* _GIVEN EXERCISE_
The entries that follow should be written out exactly.

* _ENTRIES_
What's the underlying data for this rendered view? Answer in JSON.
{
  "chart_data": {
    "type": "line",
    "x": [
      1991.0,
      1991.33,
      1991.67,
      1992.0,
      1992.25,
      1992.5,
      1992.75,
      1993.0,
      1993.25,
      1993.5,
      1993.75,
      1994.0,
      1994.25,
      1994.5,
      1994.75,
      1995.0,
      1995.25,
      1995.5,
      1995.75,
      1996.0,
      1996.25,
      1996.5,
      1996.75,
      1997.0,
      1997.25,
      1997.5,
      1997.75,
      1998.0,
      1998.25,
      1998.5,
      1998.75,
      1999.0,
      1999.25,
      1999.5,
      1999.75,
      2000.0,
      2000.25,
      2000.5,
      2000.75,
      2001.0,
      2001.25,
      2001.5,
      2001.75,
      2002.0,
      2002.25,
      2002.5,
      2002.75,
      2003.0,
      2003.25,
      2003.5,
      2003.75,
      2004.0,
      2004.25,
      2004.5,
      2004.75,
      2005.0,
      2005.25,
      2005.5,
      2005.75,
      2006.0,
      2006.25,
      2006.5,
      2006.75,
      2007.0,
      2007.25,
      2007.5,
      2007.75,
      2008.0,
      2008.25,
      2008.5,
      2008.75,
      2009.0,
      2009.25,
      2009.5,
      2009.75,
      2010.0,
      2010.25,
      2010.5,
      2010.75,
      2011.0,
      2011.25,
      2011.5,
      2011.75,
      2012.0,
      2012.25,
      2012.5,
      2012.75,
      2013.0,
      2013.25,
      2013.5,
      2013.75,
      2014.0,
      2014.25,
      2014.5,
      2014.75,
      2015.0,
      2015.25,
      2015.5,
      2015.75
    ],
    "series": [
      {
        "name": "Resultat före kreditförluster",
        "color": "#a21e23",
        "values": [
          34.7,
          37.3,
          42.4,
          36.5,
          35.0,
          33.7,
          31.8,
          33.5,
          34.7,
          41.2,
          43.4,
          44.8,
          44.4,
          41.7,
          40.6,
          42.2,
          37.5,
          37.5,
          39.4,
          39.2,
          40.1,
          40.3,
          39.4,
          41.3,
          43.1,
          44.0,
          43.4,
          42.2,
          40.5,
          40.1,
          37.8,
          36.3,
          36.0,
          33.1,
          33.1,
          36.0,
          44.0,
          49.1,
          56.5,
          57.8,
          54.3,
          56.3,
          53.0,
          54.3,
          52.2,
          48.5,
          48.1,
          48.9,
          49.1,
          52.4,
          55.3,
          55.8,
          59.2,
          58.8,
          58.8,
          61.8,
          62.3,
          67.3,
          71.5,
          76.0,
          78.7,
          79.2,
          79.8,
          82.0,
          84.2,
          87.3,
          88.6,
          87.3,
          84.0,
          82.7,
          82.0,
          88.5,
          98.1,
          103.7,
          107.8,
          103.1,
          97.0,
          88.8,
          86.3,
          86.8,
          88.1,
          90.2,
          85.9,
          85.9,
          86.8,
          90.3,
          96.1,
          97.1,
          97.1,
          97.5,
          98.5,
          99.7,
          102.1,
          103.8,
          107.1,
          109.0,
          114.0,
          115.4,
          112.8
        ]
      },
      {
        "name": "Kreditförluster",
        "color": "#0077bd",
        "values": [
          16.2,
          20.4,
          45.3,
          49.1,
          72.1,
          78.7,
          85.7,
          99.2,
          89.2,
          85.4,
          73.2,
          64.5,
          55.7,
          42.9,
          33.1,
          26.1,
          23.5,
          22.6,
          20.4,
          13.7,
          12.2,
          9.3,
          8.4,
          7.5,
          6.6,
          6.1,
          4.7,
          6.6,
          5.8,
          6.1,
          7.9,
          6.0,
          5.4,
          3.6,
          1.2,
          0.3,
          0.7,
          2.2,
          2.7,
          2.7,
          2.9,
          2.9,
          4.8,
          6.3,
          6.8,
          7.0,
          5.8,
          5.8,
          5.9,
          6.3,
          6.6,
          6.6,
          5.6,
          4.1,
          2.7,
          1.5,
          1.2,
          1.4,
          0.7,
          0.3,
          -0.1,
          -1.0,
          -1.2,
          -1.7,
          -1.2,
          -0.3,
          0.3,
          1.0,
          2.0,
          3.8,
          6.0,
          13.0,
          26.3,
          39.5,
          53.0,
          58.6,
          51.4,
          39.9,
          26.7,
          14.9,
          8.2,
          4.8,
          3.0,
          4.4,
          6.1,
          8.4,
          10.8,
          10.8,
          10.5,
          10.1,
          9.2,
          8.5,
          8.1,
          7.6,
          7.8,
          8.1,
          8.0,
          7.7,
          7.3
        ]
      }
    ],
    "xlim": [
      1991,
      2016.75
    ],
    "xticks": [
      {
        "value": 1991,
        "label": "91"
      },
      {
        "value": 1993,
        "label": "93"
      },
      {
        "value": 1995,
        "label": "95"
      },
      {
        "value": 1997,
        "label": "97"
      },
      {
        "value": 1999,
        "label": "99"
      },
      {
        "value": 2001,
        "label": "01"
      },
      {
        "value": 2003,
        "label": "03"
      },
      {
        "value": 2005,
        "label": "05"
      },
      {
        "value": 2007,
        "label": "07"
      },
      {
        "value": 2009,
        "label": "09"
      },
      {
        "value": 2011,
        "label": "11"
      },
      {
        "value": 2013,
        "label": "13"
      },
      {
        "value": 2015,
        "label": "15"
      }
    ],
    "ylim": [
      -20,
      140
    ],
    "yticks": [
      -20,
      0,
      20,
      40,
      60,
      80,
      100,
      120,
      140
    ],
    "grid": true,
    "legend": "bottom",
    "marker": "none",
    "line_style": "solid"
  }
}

* _FINAL RESULT_
What's the underlying data for this rendered view? Answer in JSON.
{
  "chart_data": {
    "type": "line",
    "x": [
      1991.0,
      1991.33,
      1991.67,
      1992.0,
      1992.25,
      1992.5,
      1992.75,
      1993.0,
      1993.25,
      1993.5,
      1993.75,
      1994.0,
      1994.25,
      1994.5,
      1994.75,
      1995.0,
      1995.25,
      1995.5,
      1995.75,
      1996.0,
      1996.25,
      1996.5,
      1996.75,
      1997.0,
      1997.25,
      1997.5,
      1997.75,
      1998.0,
      1998.25,
      1998.5,
      1998.75,
      1999.0,
      1999.25,
      1999.5,
      1999.75,
      2000.0,
      2000.25,
      2000.5,
      2000.75,
      2001.0,
      2001.25,
      2001.5,
      2001.75,
      2002.0,
      2002.25,
      2002.5,
      2002.75,
      2003.0,
      2003.25,
      2003.5,
      2003.75,
      2004.0,
      2004.25,
      2004.5,
      2004.75,
      2005.0,
      2005.25,
      2005.5,
      2005.75,
      2006.0,
      2006.25,
      2006.5,
      2006.75,
      2007.0,
      2007.25,
      2007.5,
      2007.75,
      2008.0,
      2008.25,
      2008.5,
      2008.75,
      2009.0,
      2009.25,
      2009.5,
      2009.75,
      2010.0,
      2010.25,
      2010.5,
      2010.75,
      2011.0,
      2011.25,
      2011.5,
      2011.75,
      2012.0,
      2012.25,
      2012.5,
      2012.75,
      2013.0,
      2013.25,
      2013.5,
      2013.75,
      2014.0,
      2014.25,
      2014.5,
      2014.75,
      2015.0,
      2015.25,
      2015.5,
      2015.75
    ],
    "series": [
      {
        "name": "Resultat före kreditförluster",
        "color": "#a21e23",
        "values": [
          34.7,
          37.3,
          42.4,
          36.5,
          35.0,
          33.7,
          31.8,
          33.5,
          34.7,
          41.2,
          43.4,
          44.8,
          44.4,
          41.7,
          40.6,
          42.2,
          37.5,
          37.5,
          39.4,
          39.2,
          40.1,
          40.3,
          39.4,
          41.3,
          43.1,
          44.0,
          43.4,
          42.2,
          40.5,
          40.1,
          37.8,
          36.3,
          36.0,
          33.1,
          33.1,
          36.0,
          44.0,
          49.1,
          56.5,
          57.8,
          54.3,
          56.3,
          53.0,
          54.3,
          52.2,
          48.5,
          48.1,
          48.9,
          49.1,
          52.4,
          55.3,
          55.8,
          59.2,
          58.8,
          58.8,
          61.8,
          62.3,
          67.3,
          71.5,
          76.0,
          78.7,
          79.2,
          79.8,
          82.0,
          84.2,
          87.3,
          88.6,
          87.3,
          84.0,
          82.7,
          82.0,
          88.5,
          98.1,
          103.7,
          107.8,
          103.1,
          97.0,
          88.8,
          86.3,
          86.8,
          88.1,
          90.2,
          85.9,
          85.9,
          86.8,
          90.3,
          96.1,
          97.1,
          97.1,
          97.5,
          98.5,
          99.7,
          102.1,
          103.8,
          107.1,
          109.0,
          114.0,
          115.4,
          112.8
        ]
      },
      {
        "name": "Kreditförluster",
        "color": "#0077bd",
        "values": [
          16.2,
          20.4,
          45.3,
          49.1,
          72.1,
          78.7,
          85.7,
          99.2,
          89.2,
          85.4,
          73.2,
          64.5,
          55.7,
          42.9,
          33.1,
          26.1,
          23.5,
          22.6,
          20.4,
          13.7,
          12.2,
          9.3,
          8.4,
          7.5,
          6.6,
          6.1,
          4.7,
          6.6,
          5.8,
          6.1,
          7.9,
          6.0,
          5.4,
          3.6,
          1.2,
          0.3,
          0.7,
          2.2,
          2.7,
          2.7,
          2.9,
          2.9,
          4.8,
          6.3,
          6.8,
          7.0,
          5.8,
          5.8,
          5.9,
          6.3,
          6.6,
          6.6,
          5.6,
          4.1,
          2.7,
          1.5,
          1.2,
          1.4,
          0.7,
          0.3,
          -0.1,
          -1.0,
          -1.2,
          -1.7,
          -1.2,
          -0.3,
          0.3,
          1.0,
          2.0,
          3.8,
          6.0,
          13.0,
          26.3,
          39.5,
          53.0,
          58.6,
          51.4,
          39.9,
          26.7,
          14.9,
          8.2,
          4.8,
          3.0,
          4.4,
          6.1,
          8.4,
          10.8,
          10.8,
          10.5,
          10.1,
          9.2,
          8.5,
          8.1,
          7.6,
          7.8,
          8.1,
          8.0,
          7.7,
          7.3
        ]
      }
    ],
    "xlim": [
      1991,
      2016.75
    ],
    "xticks": [
      {
        "value": 1991,
        "label": "91"
      },
      {
        "value": 1993,
        "label": "93"
      },
      {
        "value": 1995,
        "label": "95"
      },
      {
        "value": 1997,
        "label": "97"
      },
      {
        "value": 1999,
        "label": "99"
      },
      {
        "value": 2001,
        "label": "01"
      },
      {
        "value": 2003,
        "label": "03"
      },
      {
        "value": 2005,
        "label": "05"
      },
      {
        "value": 2007,
        "label": "07"
      },
      {
        "value": 2009,
        "label": "09"
      },
      {
        "value": 2011,
        "label": "11"
      },
      {
        "value": 2013,
        "label": "13"
      },
      {
        "value": 2015,
        "label": "15"
      }
    ],
    "ylim": [
      -20,
      140
    ],
    "yticks": [
      -20,
      0,
      20,
      40,
      60,
      80,
      100,
      120,
      140
    ],
    "grid": true,
    "legend": "bottom",
    "marker": "none",
    "line_style": "solid"
  }
}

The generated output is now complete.